## WRITTEN EXERCISE
Return the number of lines in which the word "Output" appears; add nothing else.

## DATASET RECORDS

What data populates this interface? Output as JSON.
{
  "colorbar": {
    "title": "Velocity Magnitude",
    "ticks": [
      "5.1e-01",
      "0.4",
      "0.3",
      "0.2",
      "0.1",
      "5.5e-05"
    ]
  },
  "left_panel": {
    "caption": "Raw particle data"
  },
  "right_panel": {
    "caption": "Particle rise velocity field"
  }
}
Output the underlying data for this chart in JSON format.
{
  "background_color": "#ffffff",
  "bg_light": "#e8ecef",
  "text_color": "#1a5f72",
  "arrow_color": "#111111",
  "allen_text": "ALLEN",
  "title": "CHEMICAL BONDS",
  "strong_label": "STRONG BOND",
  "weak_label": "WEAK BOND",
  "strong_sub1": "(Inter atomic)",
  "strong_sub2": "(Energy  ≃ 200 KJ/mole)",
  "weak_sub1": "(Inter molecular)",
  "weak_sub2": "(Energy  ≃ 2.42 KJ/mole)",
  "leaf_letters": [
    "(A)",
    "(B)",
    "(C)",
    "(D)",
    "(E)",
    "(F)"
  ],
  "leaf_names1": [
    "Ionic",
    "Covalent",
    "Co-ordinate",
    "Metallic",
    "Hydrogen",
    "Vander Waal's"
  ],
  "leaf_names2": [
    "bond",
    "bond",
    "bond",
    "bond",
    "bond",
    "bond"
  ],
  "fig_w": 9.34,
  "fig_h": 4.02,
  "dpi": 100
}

## SOLUTION FOR THIS EXERCISE
2